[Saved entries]

----

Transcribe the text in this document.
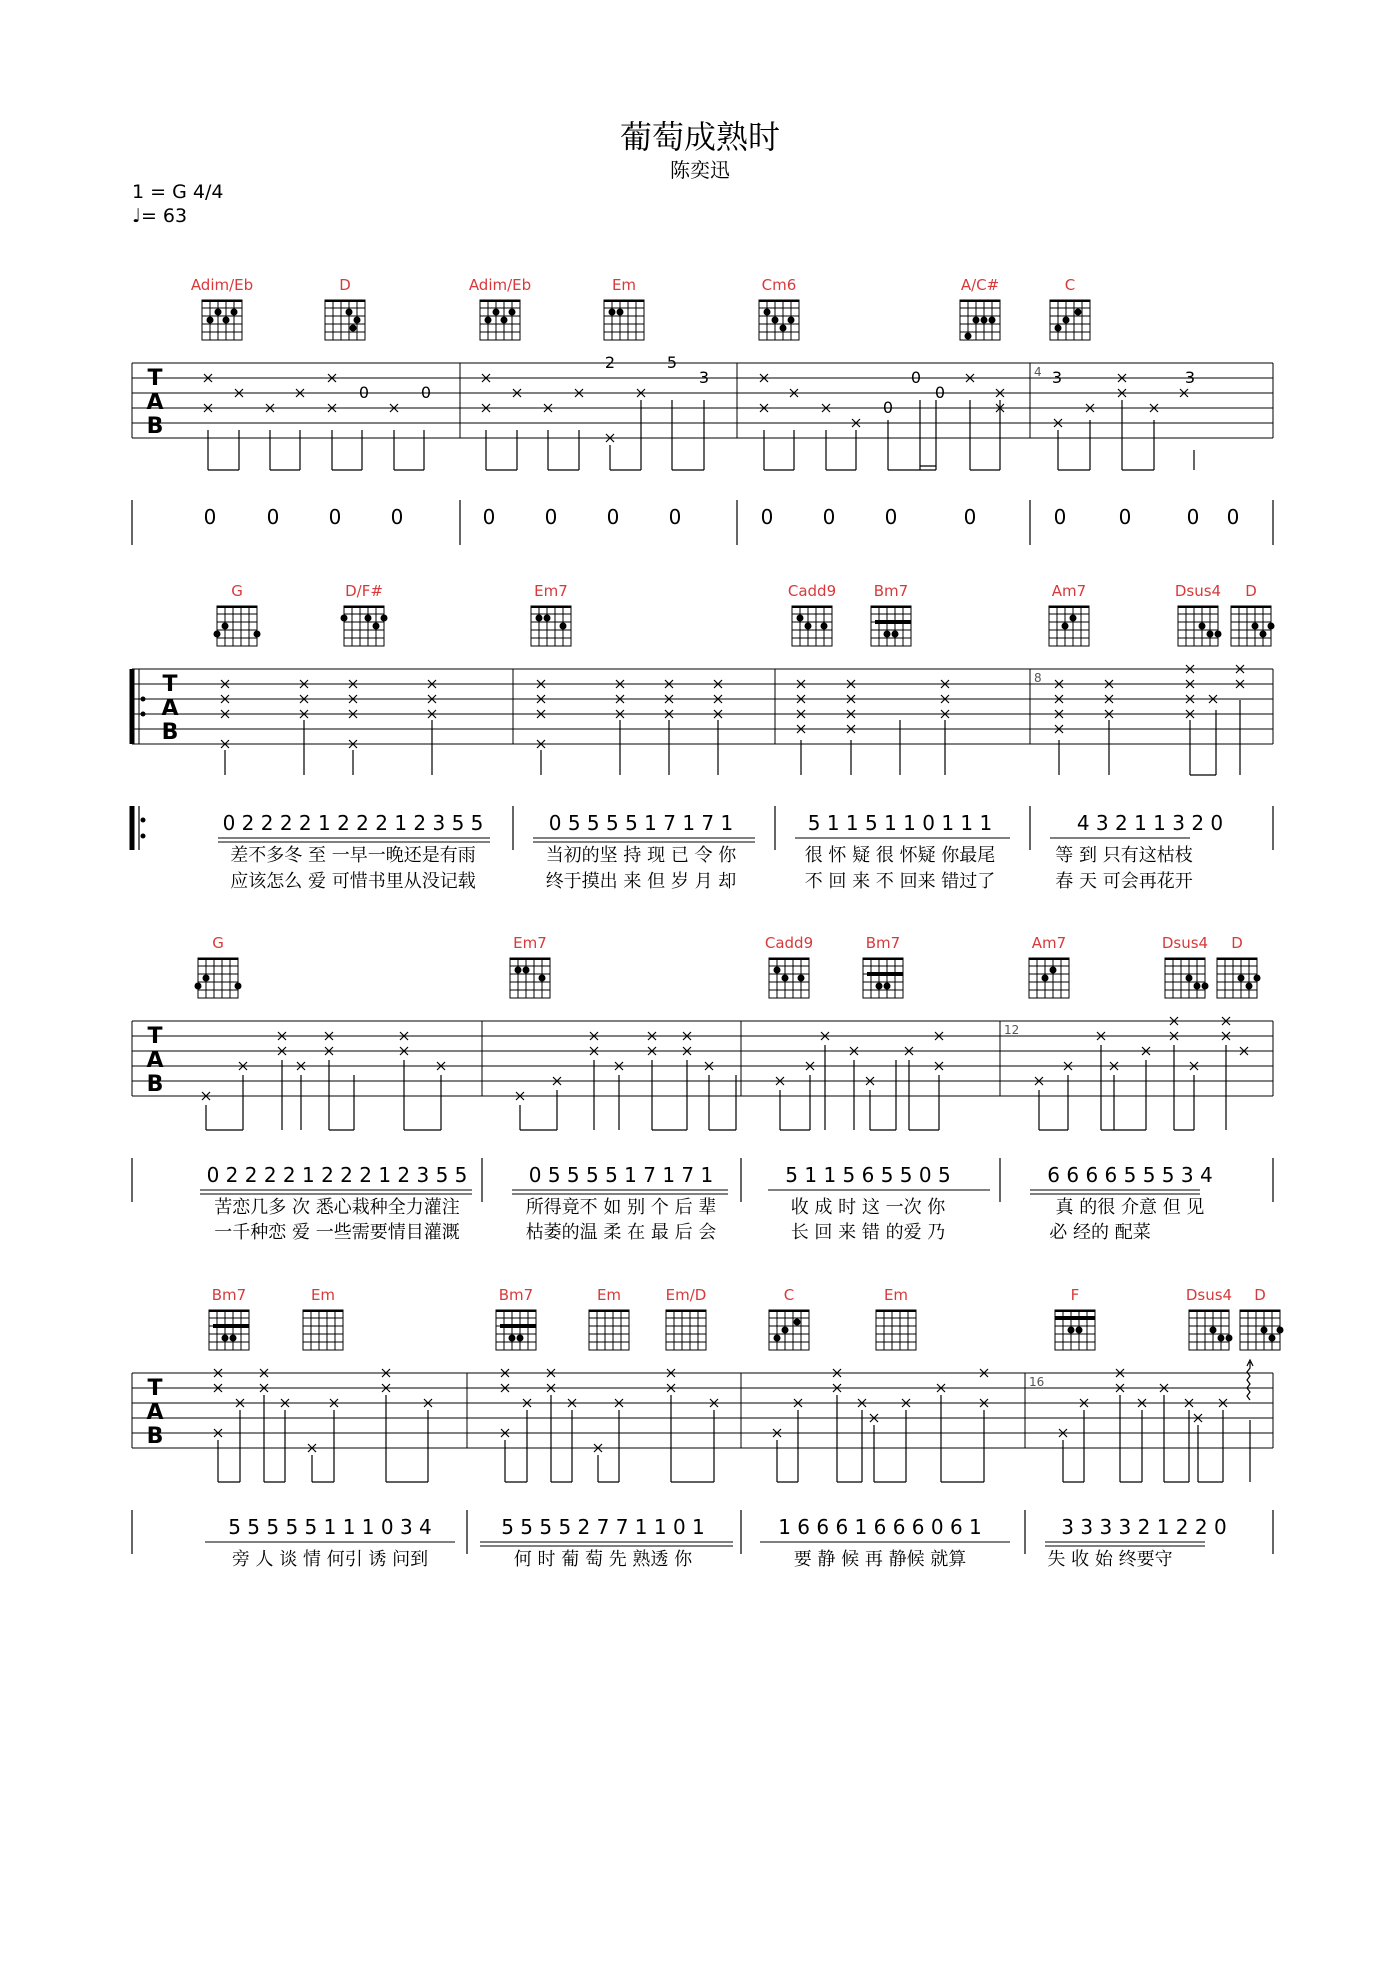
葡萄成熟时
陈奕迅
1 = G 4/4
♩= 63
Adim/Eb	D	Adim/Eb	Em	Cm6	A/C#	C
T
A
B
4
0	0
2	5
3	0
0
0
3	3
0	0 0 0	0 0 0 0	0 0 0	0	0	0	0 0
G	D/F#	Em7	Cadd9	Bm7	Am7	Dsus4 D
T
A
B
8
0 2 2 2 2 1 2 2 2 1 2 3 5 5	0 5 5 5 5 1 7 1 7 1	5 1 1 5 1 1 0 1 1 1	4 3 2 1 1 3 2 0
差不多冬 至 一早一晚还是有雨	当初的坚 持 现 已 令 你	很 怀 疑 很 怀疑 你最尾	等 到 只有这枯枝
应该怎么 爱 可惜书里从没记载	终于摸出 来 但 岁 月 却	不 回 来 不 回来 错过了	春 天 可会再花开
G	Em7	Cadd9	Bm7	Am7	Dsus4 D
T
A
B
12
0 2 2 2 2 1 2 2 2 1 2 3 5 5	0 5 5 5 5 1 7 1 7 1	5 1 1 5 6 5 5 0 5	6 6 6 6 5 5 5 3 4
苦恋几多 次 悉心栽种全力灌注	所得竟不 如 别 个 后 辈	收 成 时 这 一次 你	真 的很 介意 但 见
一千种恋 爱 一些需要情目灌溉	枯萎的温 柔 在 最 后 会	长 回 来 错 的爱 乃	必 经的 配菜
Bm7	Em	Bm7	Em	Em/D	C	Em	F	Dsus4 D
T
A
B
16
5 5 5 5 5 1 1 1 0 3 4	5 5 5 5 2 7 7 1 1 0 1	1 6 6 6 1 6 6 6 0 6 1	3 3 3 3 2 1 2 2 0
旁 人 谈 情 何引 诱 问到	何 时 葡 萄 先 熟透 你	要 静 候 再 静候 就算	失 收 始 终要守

----

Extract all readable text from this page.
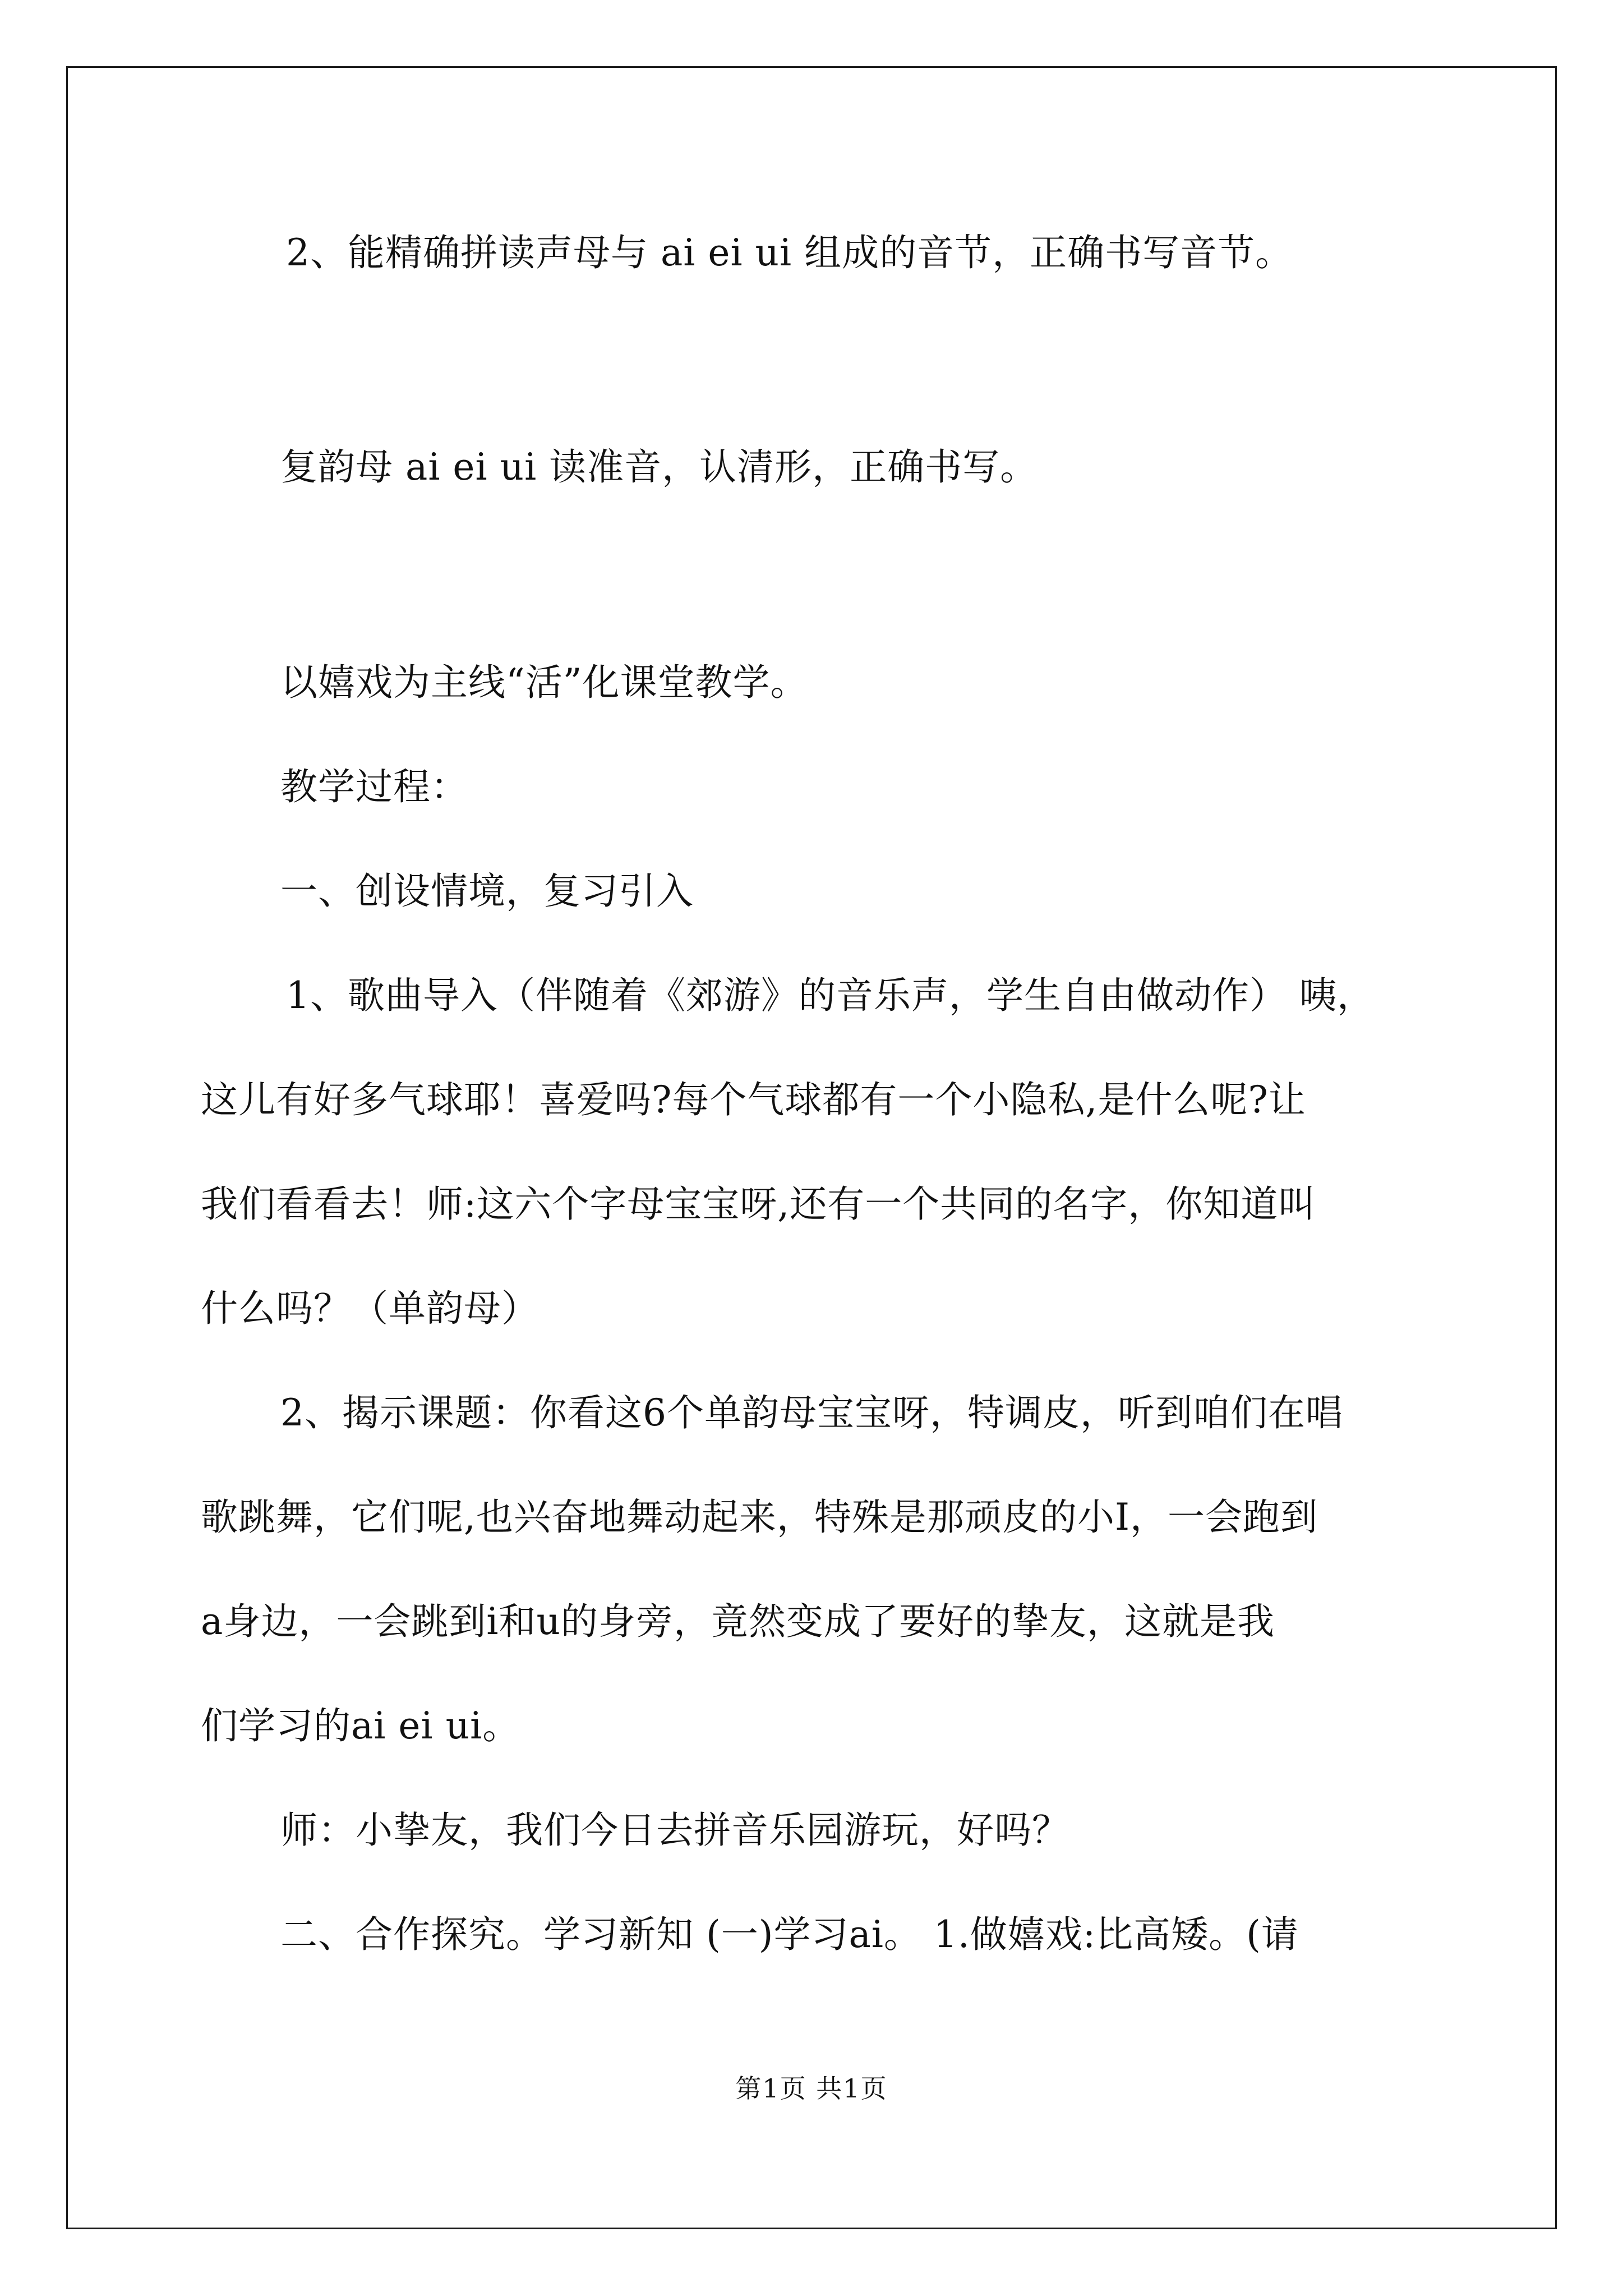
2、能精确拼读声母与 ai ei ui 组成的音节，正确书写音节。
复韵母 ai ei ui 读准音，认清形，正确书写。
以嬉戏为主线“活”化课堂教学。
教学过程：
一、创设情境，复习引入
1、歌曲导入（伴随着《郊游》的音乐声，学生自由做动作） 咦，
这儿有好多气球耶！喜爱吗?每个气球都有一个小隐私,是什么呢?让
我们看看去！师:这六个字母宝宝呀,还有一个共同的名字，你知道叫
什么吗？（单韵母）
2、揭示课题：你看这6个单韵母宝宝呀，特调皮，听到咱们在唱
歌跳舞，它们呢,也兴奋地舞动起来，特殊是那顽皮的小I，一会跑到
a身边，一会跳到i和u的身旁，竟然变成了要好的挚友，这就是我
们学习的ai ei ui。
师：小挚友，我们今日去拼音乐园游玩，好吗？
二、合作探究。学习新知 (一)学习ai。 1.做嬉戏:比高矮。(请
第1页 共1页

----

» Task to complete:
Scan the records above for the string "this", then select every line that holds it.

» Full answer:
Transcribe the text in this document.
Extract all readable text from this page.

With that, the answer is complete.